* [PROVIDED ENTRIES]:
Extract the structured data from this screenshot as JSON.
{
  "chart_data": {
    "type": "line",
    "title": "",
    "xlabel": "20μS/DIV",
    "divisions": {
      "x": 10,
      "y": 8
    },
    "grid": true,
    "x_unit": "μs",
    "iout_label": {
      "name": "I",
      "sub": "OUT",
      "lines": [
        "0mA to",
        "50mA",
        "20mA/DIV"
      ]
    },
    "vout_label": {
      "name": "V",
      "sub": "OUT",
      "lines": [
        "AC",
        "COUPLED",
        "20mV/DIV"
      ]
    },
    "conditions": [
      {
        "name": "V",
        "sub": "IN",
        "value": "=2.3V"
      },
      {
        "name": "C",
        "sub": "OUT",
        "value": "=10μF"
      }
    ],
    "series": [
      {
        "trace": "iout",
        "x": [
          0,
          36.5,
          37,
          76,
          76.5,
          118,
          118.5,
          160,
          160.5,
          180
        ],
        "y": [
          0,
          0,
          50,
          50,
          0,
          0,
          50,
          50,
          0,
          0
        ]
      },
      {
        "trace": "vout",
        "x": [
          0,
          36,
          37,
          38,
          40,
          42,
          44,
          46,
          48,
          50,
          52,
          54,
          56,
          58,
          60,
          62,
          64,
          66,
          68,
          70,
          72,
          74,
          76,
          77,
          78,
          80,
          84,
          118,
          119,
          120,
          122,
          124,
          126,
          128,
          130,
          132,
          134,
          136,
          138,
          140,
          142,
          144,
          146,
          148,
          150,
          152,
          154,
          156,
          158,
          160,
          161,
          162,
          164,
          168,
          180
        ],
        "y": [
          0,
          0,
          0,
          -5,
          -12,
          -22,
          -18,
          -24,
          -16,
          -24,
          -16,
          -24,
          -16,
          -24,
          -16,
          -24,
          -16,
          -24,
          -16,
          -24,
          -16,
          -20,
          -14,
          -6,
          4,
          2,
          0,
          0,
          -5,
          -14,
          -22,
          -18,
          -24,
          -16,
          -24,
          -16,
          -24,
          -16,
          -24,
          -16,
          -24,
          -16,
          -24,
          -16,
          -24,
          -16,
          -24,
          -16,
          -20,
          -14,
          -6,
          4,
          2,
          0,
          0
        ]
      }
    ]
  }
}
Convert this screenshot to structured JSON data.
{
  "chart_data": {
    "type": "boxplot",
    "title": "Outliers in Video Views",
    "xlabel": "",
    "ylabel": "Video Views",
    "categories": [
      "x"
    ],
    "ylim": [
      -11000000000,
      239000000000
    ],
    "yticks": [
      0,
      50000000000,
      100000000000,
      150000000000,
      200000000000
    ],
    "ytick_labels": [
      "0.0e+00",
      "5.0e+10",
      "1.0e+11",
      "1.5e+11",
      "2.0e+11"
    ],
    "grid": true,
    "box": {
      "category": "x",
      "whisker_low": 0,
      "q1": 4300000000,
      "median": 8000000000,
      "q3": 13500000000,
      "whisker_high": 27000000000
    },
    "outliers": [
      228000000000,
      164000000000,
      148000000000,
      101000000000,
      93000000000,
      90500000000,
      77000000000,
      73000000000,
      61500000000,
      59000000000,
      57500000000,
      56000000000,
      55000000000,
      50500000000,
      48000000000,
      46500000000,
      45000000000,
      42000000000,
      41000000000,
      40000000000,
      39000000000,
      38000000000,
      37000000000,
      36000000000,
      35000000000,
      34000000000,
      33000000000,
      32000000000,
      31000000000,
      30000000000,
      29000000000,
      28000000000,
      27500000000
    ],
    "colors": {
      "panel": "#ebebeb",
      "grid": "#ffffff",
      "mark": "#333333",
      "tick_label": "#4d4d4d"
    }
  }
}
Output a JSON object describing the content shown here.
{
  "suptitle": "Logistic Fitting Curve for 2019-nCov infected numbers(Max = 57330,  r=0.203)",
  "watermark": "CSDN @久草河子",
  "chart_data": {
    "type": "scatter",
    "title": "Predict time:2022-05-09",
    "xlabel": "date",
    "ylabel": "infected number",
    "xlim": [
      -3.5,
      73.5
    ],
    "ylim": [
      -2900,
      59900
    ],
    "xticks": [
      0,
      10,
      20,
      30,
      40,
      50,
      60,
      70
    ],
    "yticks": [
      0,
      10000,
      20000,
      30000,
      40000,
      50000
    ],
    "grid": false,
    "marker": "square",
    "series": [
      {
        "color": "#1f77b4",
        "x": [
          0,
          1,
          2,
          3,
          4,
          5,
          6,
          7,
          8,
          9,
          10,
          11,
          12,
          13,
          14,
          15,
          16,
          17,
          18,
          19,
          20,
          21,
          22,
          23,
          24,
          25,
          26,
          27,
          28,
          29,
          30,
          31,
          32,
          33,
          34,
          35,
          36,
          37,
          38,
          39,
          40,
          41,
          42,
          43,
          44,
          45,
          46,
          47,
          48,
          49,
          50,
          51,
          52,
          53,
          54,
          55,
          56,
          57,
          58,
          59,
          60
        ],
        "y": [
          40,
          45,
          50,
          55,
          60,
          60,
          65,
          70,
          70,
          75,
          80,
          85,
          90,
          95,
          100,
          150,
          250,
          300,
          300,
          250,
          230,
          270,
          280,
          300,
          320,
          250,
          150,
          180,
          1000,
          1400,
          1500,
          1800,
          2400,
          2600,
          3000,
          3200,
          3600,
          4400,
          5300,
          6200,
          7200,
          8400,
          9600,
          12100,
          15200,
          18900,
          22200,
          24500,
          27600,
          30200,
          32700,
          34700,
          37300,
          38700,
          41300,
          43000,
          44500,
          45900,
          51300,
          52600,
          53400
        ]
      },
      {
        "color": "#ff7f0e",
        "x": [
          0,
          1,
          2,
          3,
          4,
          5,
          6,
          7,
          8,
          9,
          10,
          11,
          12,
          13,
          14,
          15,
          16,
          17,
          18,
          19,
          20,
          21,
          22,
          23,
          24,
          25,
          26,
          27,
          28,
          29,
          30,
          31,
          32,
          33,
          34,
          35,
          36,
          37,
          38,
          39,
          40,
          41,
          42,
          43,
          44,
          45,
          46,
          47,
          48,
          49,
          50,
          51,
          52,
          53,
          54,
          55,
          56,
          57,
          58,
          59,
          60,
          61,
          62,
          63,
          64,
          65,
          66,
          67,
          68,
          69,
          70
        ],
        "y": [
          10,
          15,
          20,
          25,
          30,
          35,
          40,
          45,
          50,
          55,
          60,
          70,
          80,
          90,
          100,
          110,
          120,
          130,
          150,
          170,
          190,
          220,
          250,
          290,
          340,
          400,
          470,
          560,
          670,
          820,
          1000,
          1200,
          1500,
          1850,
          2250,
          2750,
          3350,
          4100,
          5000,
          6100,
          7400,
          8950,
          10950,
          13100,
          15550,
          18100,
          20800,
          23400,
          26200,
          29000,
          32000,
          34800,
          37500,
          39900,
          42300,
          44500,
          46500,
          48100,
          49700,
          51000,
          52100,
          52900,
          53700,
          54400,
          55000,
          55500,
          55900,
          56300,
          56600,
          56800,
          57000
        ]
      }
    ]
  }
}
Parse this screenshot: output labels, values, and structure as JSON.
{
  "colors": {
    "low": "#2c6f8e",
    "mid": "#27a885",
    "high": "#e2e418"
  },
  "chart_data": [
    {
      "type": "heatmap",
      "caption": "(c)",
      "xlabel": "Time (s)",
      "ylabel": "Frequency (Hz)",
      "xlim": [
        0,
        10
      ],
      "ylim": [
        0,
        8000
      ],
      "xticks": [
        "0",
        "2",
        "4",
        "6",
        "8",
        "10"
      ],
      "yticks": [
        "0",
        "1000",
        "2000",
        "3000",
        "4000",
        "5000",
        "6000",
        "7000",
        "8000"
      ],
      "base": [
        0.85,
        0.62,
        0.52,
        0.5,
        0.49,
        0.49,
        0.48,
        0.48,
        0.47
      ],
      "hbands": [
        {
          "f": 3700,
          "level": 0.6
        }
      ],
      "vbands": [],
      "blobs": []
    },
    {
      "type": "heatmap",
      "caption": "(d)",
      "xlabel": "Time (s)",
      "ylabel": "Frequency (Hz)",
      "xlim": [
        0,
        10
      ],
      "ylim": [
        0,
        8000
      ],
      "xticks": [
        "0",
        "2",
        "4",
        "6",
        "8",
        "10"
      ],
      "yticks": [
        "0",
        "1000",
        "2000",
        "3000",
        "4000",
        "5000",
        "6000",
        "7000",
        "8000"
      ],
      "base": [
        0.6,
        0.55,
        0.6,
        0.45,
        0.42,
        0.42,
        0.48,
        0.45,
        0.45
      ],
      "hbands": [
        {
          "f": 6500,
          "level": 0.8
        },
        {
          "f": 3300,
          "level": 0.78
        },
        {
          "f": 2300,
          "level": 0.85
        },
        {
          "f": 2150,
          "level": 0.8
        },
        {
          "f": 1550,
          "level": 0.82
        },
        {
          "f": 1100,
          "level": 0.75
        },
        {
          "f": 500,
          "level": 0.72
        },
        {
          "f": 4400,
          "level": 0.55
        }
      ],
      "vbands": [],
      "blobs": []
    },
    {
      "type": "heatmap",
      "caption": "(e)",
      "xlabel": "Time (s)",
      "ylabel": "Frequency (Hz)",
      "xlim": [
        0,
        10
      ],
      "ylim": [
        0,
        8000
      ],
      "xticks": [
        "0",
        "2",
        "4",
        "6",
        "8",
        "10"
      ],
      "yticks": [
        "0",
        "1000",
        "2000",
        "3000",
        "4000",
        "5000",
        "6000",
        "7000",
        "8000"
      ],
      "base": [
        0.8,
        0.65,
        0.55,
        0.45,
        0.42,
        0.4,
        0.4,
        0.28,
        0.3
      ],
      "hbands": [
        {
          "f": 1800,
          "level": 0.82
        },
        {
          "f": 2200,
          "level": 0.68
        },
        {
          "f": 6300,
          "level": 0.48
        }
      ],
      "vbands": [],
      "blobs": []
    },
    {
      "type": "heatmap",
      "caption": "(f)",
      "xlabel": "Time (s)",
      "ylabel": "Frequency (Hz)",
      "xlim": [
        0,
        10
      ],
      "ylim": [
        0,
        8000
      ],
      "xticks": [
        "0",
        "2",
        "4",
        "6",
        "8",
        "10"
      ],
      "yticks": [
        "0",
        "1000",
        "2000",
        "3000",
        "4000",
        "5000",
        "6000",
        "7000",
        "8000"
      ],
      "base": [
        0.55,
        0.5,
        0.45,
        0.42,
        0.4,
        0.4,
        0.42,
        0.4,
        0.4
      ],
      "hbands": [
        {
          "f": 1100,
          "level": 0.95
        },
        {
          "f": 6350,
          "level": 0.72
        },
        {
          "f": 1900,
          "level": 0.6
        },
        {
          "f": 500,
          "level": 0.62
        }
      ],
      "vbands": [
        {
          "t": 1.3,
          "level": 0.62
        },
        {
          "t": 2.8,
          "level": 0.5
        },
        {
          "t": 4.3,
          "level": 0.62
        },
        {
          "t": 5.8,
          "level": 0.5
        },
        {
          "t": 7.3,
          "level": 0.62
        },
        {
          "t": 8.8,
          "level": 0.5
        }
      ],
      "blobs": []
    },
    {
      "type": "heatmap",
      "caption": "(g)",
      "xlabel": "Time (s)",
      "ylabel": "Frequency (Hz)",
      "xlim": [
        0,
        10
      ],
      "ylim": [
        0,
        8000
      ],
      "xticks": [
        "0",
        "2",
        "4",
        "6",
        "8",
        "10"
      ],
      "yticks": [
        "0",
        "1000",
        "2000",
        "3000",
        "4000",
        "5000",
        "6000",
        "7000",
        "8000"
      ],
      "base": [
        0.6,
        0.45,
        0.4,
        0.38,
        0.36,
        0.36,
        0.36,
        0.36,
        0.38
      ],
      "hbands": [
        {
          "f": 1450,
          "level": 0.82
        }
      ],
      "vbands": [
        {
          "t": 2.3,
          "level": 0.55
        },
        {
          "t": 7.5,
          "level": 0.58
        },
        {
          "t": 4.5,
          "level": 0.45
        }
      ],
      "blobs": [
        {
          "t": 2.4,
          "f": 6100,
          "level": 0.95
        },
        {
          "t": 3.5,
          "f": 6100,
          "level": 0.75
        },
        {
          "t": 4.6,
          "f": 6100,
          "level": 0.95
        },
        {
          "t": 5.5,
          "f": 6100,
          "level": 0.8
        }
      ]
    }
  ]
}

* [OBJECTIVE]:
In the records above, locate each line with the word "Video". Copy all such lines.

* [SOLUTION FOR THIS EXERCISE]:
    "title": "Outliers in Video Views",
    "ylabel": "Video Views",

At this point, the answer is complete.